══ Passage given ══
The back wall of the stage had two or three doors on the main level, with a curtained inner stage in the centre (although not all scholars agree about the existence of this supposed "inner below"), [38] and a balcony above it. The doors entered into the "tiring house" [39] (backstage area) where the actors dressed and awaited their entrances. The floors above may have been used as storage for costumes and props, and management offices. [40] The balcony housed the musicians, and could also be used for scenes requiring an upper space, such as the balcony scene in Romeo and Juliet . Rush matting covered the stage, although this may only have been used if the setting of the play demanded it. [27]

Large columns on either side of the stage supported a roof over the rear portion of the stage. The ceiling under this roof was called the "heavens," and was painted as a sky with clouds. [41] A trapdoor in the heavens enabled performers to descend using some form of rope and harness. [42] The stage was set in the south-east corner of the building so as to be in shade during afternoon performances in summer. [43]

Name, motto and flag

The name of the Globe supposedly alludes to the Latin tag totus mundus agit histrionem ("all the world plays the player"), in turn derived from quod fere totus mundus exerceat histrionem—"because all the world is a playground"—from Petronius, the satirical Roman author who had wide circulation in England in the Burbages' time. Totus mundus agit histrionem was, according to this explanation, therefore adopted as the theatre's motto. [44] It seems likely, however, that the link between the supposed motto from Petronius and the theatre was made only later, originating with the industrious early Shakespeare biographer William Oldys, who claimed as his source a loaned copy of the Harleian Manuscripts to which he once had access. This was repeated in good faith by his literary executor George Steevens, but the tale is now thought "suspicious", with Oldys perpetrating a "hoax on his credulous public". [45] The Shakespearean editor Edmond Malone took Oldys's conjecture further, by reporting that the motto was on the theatre's flag of a globe of the Earth on the shoulders of Hercules. [46] [47]

Another allusion, familiar to the contemporary theatre-goer, would have been to Teatrum Mundi ("Theatre of the World"), a meditation by the twelfth-century philosopher John of Salisbury, in his Policraticus , book three. This included a discourse on theatrical metaphors from the Bible and from many authors from classical antiquity. Reprinted in 1595, it was in wide circulation and much read. Critic Ernst Curtius has described how it was John of Salisbury's commentary, rather than the works of Petronius, that suggested the name. [48]

There would have been a ready understanding of the classical derivation. [49] Shakespeare's complaint in Hamlet (act 2, scene 3) likening the child actors of the Blackfriars Theatre stealing the Globe's custom as "carrying off Hercules […] and his load too" alludes to the metaphor. [50] An elegy on the death of Globe actor Richard Burbage alludes to the god Atlas on the theatre's flag, but in mythology the figures of Atlas and Hercules can be interchangeable, as one of the labours of Hercules was to relieve Atlas of his burden. [51] G. B. Harrison, in his introduction to an edition of As You Like It (Penguin Books, 1953), perceives that Jaques is making reference to the Globe Theatre's motto in his "All the world's a stage" speech (act 2 scene 7). [52]

See also

Notes

  1. Hollar sketched the building from life (see top), but only later assembled the drawings into this View, when he mislabelled his images of The Globe and the nearby Bear Garden. [11] Here the correct label has been restored. Tim Fitzpatrick, professor of performance studies at Sydney University, describes how the onion dome (centre) could have covered a roof lantern to admit extra daylight to the inner stage. [12] The small building to the left supplied food- and ale-sellers at the theatre. [13] [14]
  1. "Fact Sheet: The First Globe". Teach Shakespeare. Shakespeare's Globe. 4 December 2015. Retrieved 27 January 2023.
═══
══ Supplied data ══
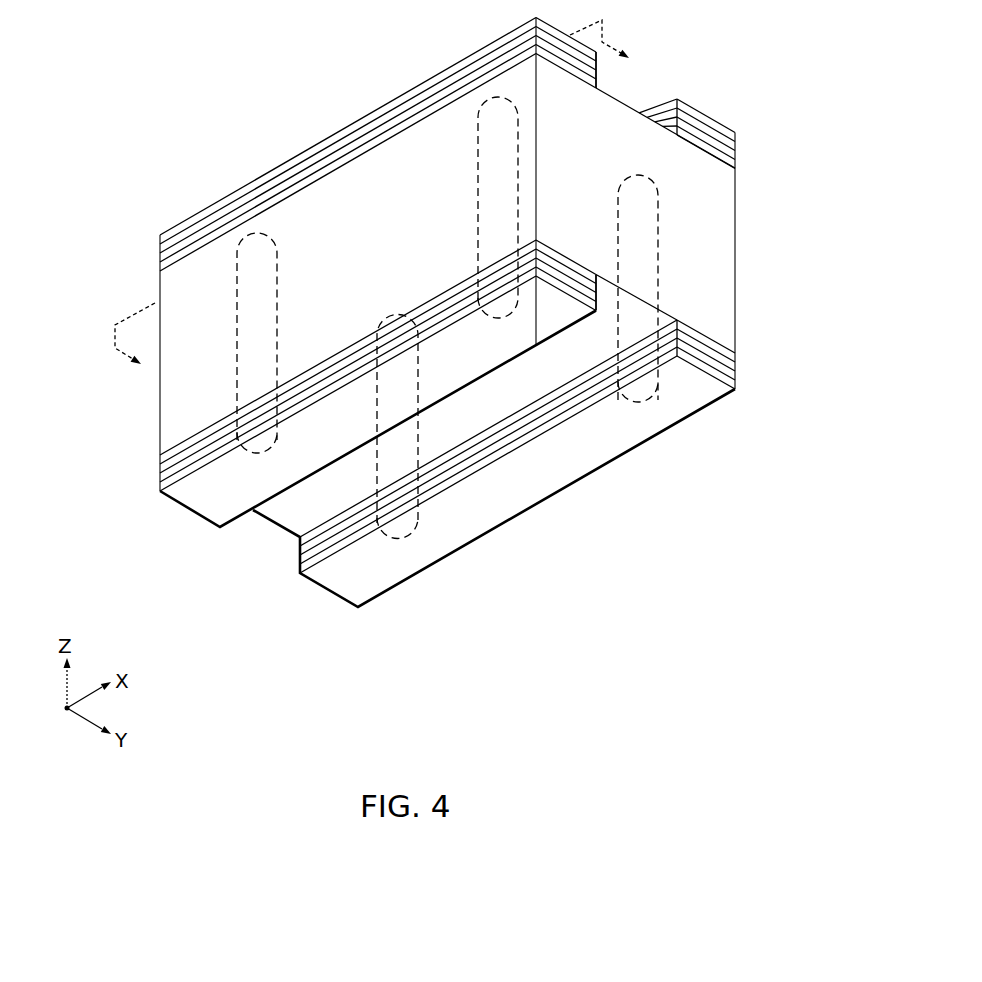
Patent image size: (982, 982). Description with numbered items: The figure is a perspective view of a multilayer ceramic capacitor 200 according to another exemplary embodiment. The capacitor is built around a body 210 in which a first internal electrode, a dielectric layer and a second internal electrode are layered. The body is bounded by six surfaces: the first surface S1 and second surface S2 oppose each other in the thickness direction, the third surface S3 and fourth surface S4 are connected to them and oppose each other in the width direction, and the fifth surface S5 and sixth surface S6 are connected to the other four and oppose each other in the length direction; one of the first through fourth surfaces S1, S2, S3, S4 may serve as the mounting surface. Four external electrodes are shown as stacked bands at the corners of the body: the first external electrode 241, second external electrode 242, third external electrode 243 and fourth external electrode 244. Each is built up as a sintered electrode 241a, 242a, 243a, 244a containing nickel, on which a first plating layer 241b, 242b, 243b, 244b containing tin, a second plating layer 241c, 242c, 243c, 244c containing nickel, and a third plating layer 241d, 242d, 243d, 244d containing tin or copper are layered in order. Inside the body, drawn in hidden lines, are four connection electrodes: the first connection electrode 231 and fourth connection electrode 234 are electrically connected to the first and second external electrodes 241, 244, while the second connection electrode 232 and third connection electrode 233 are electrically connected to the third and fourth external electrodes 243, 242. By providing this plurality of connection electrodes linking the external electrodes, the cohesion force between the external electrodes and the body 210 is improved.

The multilayer ceramic capacitor 200 is at (252, 70).
The body 210 is at (286, 534).
The first connection electrode 231 is at (257, 455).
The second connection electrode 232 is at (397, 538).
The third connection electrode 233 is at (640, 400).
The fourth connection electrode 234 is at (498, 320).
The first external electrode 241 is at (66, 460).
The sintered electrode 241a is at (160, 460).
The first plating layer 241b is at (160, 469).
The second plating layer 241c is at (160, 478).
The third plating layer 241d is at (160, 487).
The second external electrode 242 is at (830, 340).
The sintered electrode 242a is at (735, 357).
The first plating layer 242b is at (735, 366).
The second plating layer 242c is at (735, 375).
The third plating layer 242d is at (735, 384).
The third external electrode 243 is at (830, 105).
The sintered electrode 243a is at (735, 164).
The first plating layer 243b is at (735, 155).
The second plating layer 243c is at (735, 146).
The third plating layer 243d is at (735, 137).
The fourth external electrode 244 is at (66, 200).
The sintered electrode 244a is at (160, 267).
The first plating layer 244b is at (160, 257).
The second plating layer 244c is at (160, 248).
The third plating layer 244d is at (160, 238).
The first surface S1 is at (292, 215).
The second surface S2 is at (353, 486).
The third surface S3 is at (230, 254).
The fourth surface S4 is at (493, 495).
The fifth surface S5 is at (265, 509).
The sixth surface S6 is at (624, 140).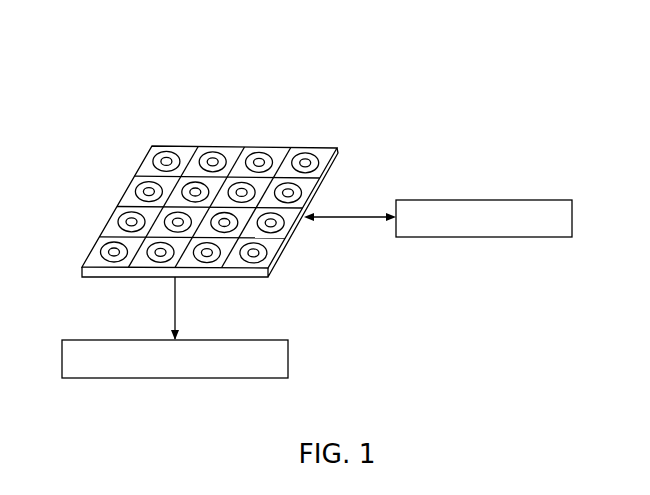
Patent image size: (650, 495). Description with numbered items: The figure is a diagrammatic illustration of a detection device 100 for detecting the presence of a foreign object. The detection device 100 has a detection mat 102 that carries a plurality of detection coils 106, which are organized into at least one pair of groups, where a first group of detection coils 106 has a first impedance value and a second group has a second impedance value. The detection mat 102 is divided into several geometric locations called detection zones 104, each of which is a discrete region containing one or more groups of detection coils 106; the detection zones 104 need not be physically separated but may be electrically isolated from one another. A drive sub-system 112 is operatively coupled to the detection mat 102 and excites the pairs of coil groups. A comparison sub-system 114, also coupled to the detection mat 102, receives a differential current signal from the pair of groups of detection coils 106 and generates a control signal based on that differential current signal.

The detection device 100 is at (546, 67).
The detection mat 102 is at (167, 146).
The detection zones 104 is at (301, 151).
The detection coils 106 is at (321, 182).
The drive sub-system 112 is at (573, 215).
The comparison sub-system 114 is at (290, 358).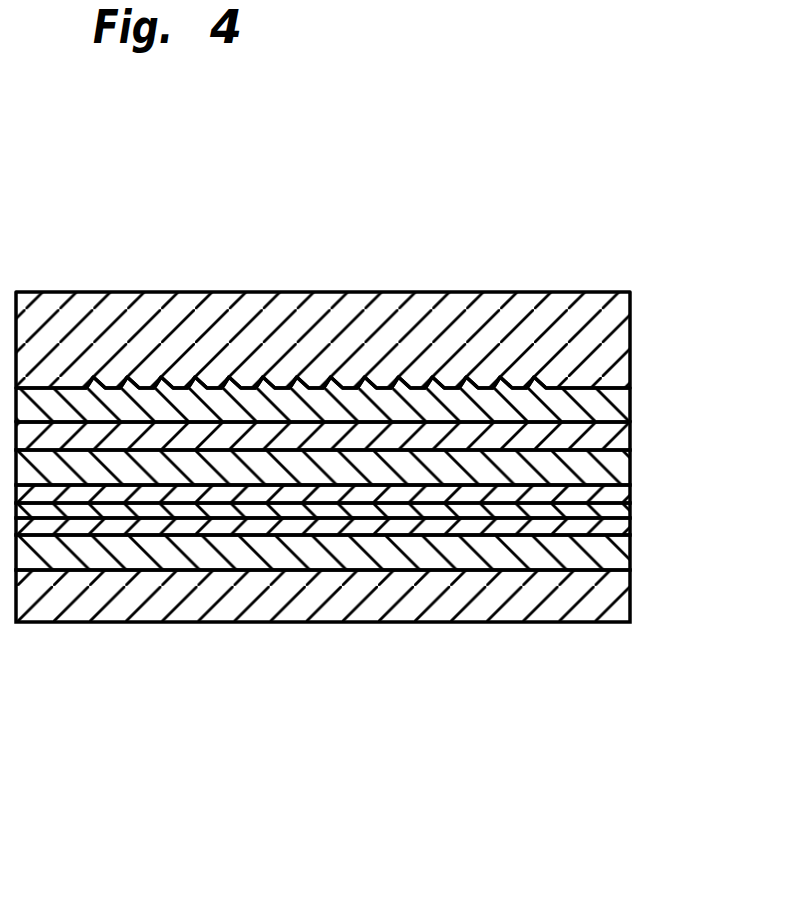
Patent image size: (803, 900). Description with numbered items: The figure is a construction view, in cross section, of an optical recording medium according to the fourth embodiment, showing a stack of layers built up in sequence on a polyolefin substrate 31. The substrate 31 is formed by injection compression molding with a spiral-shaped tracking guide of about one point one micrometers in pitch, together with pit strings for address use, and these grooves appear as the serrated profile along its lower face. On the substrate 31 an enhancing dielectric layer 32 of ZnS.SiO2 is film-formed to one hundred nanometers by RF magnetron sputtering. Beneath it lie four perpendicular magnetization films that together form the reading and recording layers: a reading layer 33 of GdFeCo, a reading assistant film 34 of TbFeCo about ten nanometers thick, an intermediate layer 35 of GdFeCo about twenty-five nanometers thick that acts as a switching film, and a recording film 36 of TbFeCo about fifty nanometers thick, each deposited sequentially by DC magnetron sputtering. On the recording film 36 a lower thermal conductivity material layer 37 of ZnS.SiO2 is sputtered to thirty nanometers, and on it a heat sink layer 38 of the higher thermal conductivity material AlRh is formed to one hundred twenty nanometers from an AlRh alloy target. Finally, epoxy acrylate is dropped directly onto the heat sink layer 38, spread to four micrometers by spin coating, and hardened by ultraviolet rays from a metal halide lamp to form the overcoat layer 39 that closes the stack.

The polyolefin substrate 31 is at (573, 313).
The dielectric layer 32 is at (606, 378).
The reading layer 33 is at (610, 426).
The reading assistant film 34 is at (605, 447).
The intermediate layer 35 is at (608, 488).
The recording film 36 is at (606, 508).
The lower thermal conductivity material layer 37 is at (622, 532).
The heat sink layer 38 is at (628, 572).
The overcoat layer 39 is at (547, 610).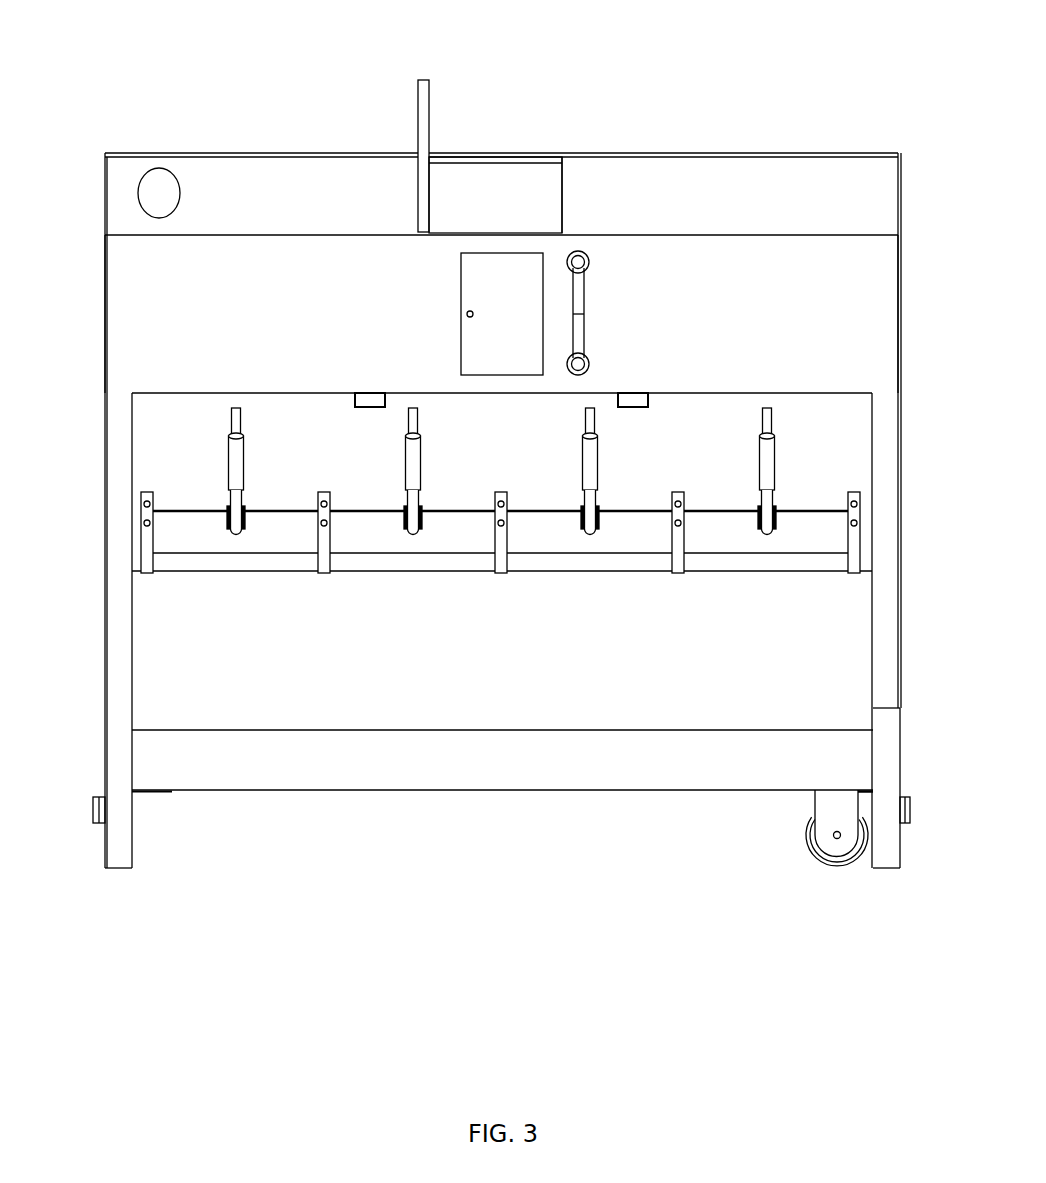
═══
__To be done__
A) Answer these from the passage on the Globe Theatre:
(i) In which corner of the building was the stage set?
(ii) Which early Shakespeare biographer is thought to have first linked the Petronius motto to the theatre?
(iii) In what year was the Policraticus reprinted?
B) Write out everything in the passage on the Globe Theatre from "1. Hollar sketched" down to "27 January 2023.".
C) Continue the passage on the Globe Theatre from the point where it stops.
The entries are separate material and have no connection to the passage on the Globe Theatre.

__Answers for the tasks__
A)
(i) The south-east corner.
(ii) William Oldys.
(iii) 1595.

B)
1. Hollar sketched the building from life (see top), but only later assembled the drawings into this View, when he mislabelled his images of The Globe and the nearby Bear Garden. [11] Here the correct label has been restored. Tim Fitzpatrick, professor of performance studies at Sydney University, describes how the onion dome (centre) could have covered a roof lantern to admit extra daylight to the inner stage. [12] The small building to the left supplied food- and ale-sellers at the theatre. [13] [14]
  1. "Fact Sheet: The First Globe". Teach Shakespeare. Shakespeare's Globe. 4 December 2015. Retrieved 27 January 2023.

C)
  2. 1 2 Measured using Google Earth
  3. Mulryne & Shewring 1997, p. 69.
  4. Braines 1924, pp. 17–45.
  5. Mulryne & Shewring 1997, p. 18.
  6. Shapiro 2005, p. 3.
  7. Bowsher & Miller 2009, p. 87.
  8. Wilson 1993, p. 251.
  9. 1 2 McCudden 1990.
  10. Bowsher & Miller 2009, p. 4.
  11. Cooper, Tarnya, ed. (2006). "A view from St Mary Overy, Southwark, looking towards Westminster, c. 1638". Searching for Shakespeare. London: National Portrait Gallery. pp. 92–93. ISBN   978-0-300-11611-3.
  12. Fitzpatrick, Tim (December 2011). "From archaeological remains to onion dome: At the upper limits of speculation". Shakespeare. 7 (4): 432–451. doi:10.1080/17450918.2011.625445.
  13. Bowsher & Miller 2009, p. 112.
  14. 1 2 Mulryne & Shewring 1997 , p. 75.
  15. Location taken from Bowsher & Miller 2009 , p. 107
  16. Gurr 1991, pp. 45–46.
  17. Schoenbaum 1991, pp. 648–649.
  18. Shapiro 2005, p. 7.
  19. Shapiro 2005, pp. 122–123, 129.
  20. 1 2 Bowsher & Miller 2009 , p. 90.
  21. Allen's court proceedings against Street and the Burbages noted that the timber from The Theatre was "sett up…in an other forme" at Bankside. Quoted in Bowsher & Miller 2009 , p. 90.
  22. Adams, John Cranford (1961). The Globe Playhouse. Its design and equipment (2 ed.). London: John Constable. OCLC   556737149.
  23. Bate, Jonathan; Rasmussen, Eric (2007). William Shakespeare Complete Works. London: Macmillan. p. 1030. ISBN   978-0-230-00350-7.
  24. Dover Wilson, John (1968). The Works of Shakespeare Julius Caesar. Cambridge New Shakespeare. Cambridge, England: Cambridge University Press. p. ix. ISBN   0-521-09482-8.
  25. Stern, Tiffany (2010). "The Globe Theatre and the open-air amphitheatres". In Sanders, Julie (ed.). Ben Jonson in Context. Cambridge, England: Cambridge University Press. p. 113. ISBN   978-0-521-89571-2.
  26. Nagler 1958, p. 8.
  27. 1 2 Wotton, Henry (2 July 1613). "Letters of Wotton". In Smith, Logan Pearsall (ed.). The Life and Letters of Sir Henry Wotton. Vol. Two. Oxford, England: Clarendon Press. pp. 32–33.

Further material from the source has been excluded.